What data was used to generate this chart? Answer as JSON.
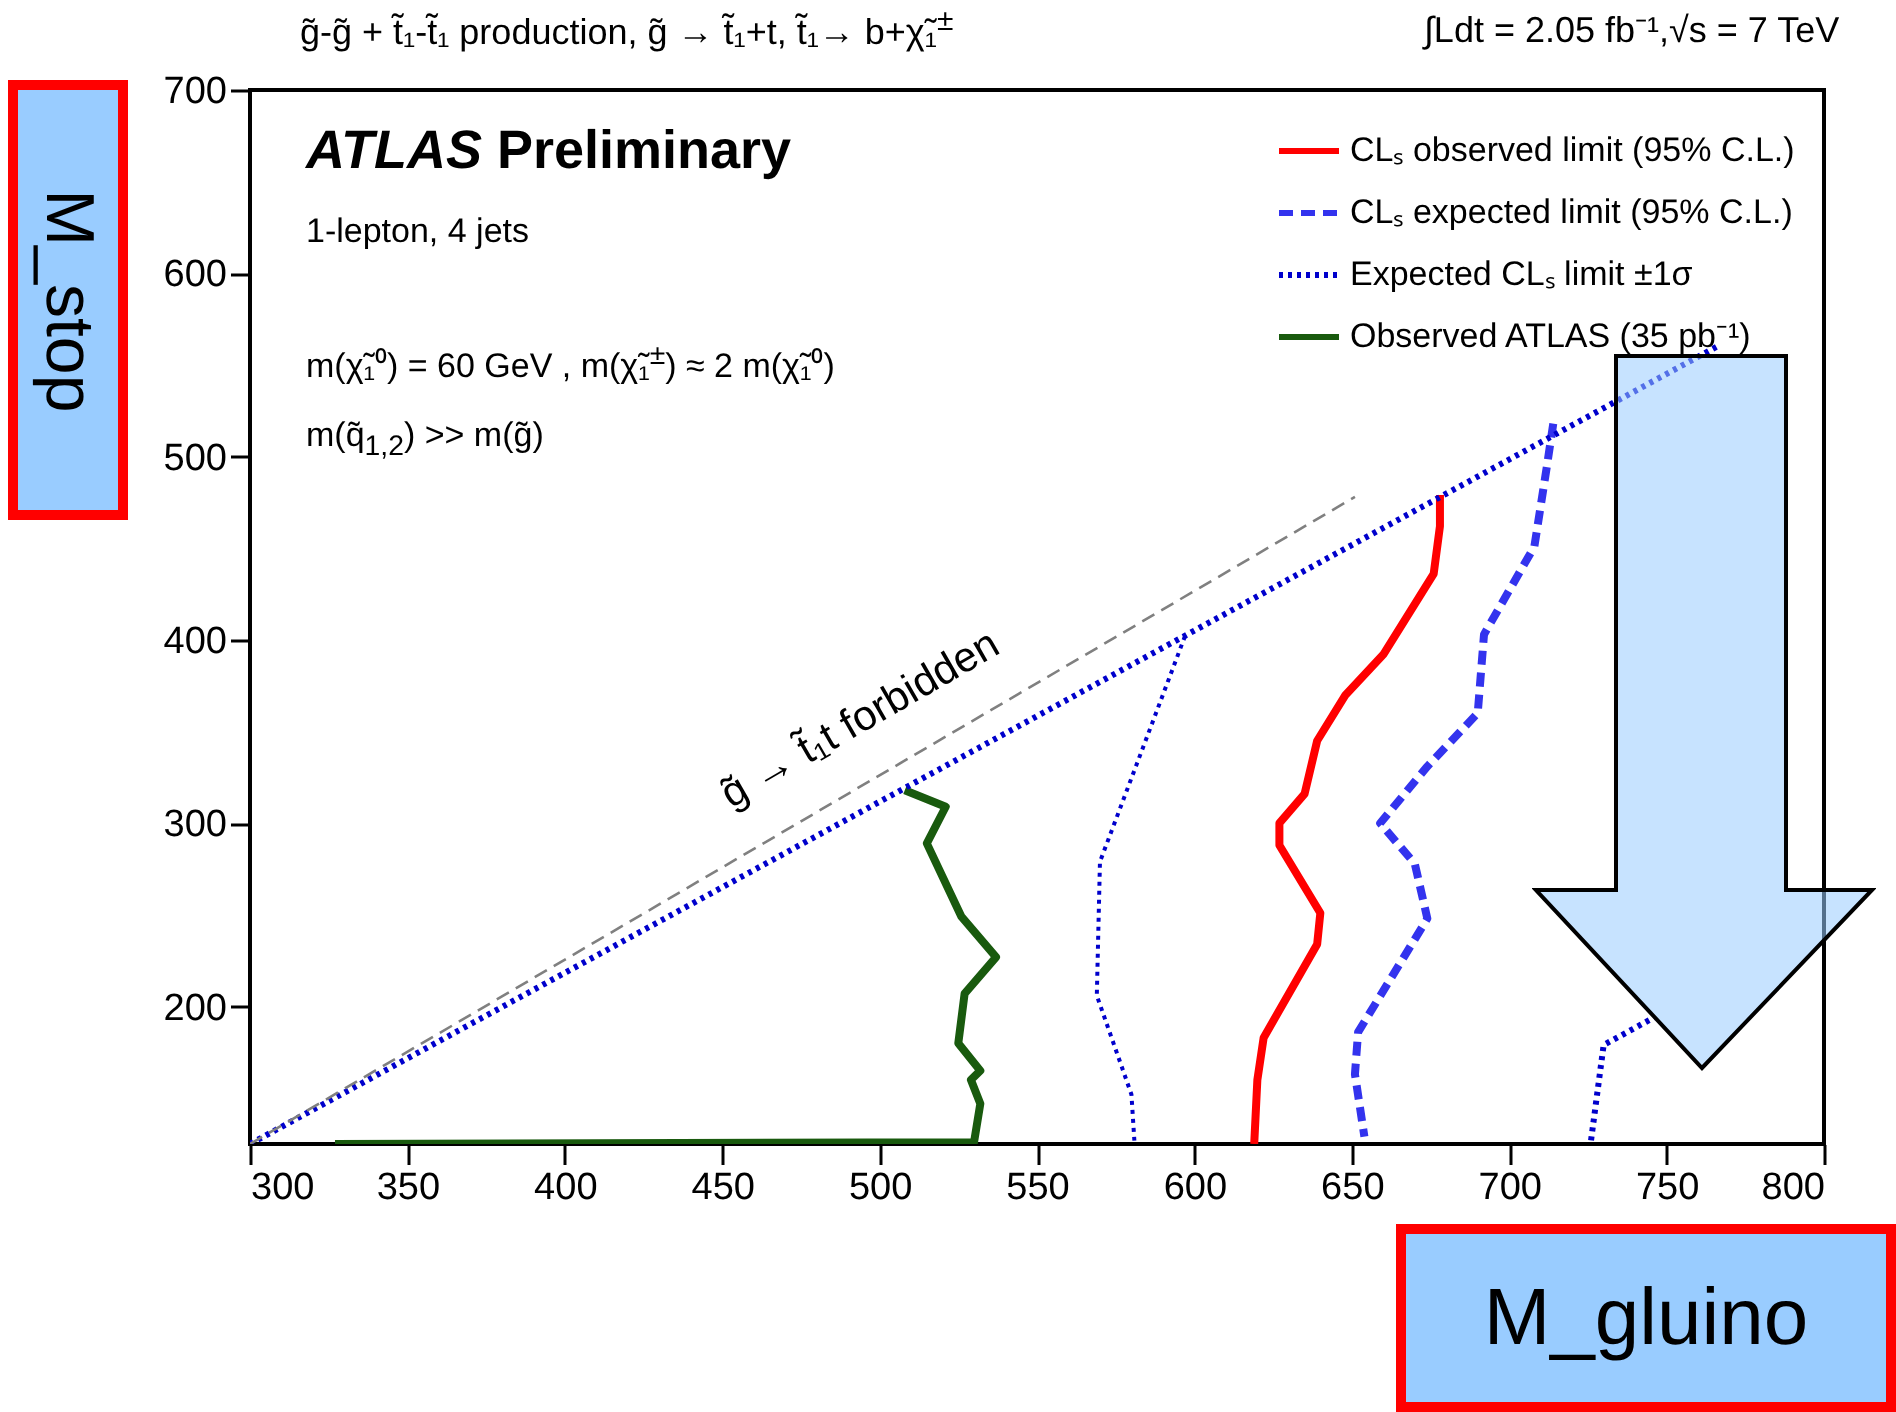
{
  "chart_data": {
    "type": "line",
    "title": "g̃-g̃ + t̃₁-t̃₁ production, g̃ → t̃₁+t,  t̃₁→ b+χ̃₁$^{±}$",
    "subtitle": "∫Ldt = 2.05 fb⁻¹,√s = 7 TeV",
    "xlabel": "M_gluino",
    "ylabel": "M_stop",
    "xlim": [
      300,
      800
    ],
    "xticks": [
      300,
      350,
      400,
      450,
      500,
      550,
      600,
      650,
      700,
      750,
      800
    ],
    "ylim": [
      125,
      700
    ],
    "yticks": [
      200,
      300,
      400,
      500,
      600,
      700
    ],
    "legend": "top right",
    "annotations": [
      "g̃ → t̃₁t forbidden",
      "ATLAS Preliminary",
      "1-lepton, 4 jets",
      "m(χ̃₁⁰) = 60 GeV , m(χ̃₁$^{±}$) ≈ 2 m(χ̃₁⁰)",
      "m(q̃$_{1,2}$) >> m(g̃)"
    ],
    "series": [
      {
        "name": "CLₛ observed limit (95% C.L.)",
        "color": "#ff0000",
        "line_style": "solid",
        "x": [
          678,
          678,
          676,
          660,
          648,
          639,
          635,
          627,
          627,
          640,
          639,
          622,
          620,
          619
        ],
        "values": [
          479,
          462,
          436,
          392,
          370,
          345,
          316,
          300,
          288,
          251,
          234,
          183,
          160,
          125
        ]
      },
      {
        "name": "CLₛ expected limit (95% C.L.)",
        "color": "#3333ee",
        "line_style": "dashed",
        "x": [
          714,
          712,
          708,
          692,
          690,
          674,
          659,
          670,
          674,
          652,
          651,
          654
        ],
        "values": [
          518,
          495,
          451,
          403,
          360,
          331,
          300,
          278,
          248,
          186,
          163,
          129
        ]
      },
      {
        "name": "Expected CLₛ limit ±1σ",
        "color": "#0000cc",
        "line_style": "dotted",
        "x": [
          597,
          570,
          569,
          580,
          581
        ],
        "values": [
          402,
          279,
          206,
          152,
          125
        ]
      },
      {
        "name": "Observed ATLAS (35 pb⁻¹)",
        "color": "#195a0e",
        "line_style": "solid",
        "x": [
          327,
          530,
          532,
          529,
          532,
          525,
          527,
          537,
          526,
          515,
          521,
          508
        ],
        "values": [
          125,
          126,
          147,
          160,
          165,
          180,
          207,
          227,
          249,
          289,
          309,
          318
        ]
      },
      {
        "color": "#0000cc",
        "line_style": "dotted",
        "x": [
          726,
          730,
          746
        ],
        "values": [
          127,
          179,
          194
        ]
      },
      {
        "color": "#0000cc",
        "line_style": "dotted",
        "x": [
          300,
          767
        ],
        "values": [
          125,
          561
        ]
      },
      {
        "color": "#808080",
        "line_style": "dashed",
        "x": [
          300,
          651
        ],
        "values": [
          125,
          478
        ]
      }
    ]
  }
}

++++++++

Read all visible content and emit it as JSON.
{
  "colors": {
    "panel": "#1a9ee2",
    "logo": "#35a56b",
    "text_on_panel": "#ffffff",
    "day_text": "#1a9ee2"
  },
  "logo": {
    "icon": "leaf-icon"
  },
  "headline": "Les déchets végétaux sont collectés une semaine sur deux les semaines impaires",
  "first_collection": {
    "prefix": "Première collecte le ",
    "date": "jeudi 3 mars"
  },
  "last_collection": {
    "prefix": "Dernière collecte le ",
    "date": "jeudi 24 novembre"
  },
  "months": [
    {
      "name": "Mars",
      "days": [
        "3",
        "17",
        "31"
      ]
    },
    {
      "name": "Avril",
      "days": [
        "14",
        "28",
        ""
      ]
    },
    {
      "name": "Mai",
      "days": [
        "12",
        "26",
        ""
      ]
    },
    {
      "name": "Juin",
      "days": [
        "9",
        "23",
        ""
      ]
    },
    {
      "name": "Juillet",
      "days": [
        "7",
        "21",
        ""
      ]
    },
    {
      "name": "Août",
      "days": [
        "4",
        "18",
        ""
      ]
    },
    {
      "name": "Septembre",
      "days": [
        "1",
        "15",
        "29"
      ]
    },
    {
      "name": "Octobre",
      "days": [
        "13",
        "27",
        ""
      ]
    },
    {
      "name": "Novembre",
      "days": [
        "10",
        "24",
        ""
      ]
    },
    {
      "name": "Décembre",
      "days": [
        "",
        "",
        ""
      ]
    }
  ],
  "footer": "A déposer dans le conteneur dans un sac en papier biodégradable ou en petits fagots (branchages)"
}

++++++++

**Work to complete**
Check each line above for "prefix" and return the ones that have it.

**Solution for this problem**
    "prefix": "Première collecte le ",
    "prefix": "Dernière collecte le ",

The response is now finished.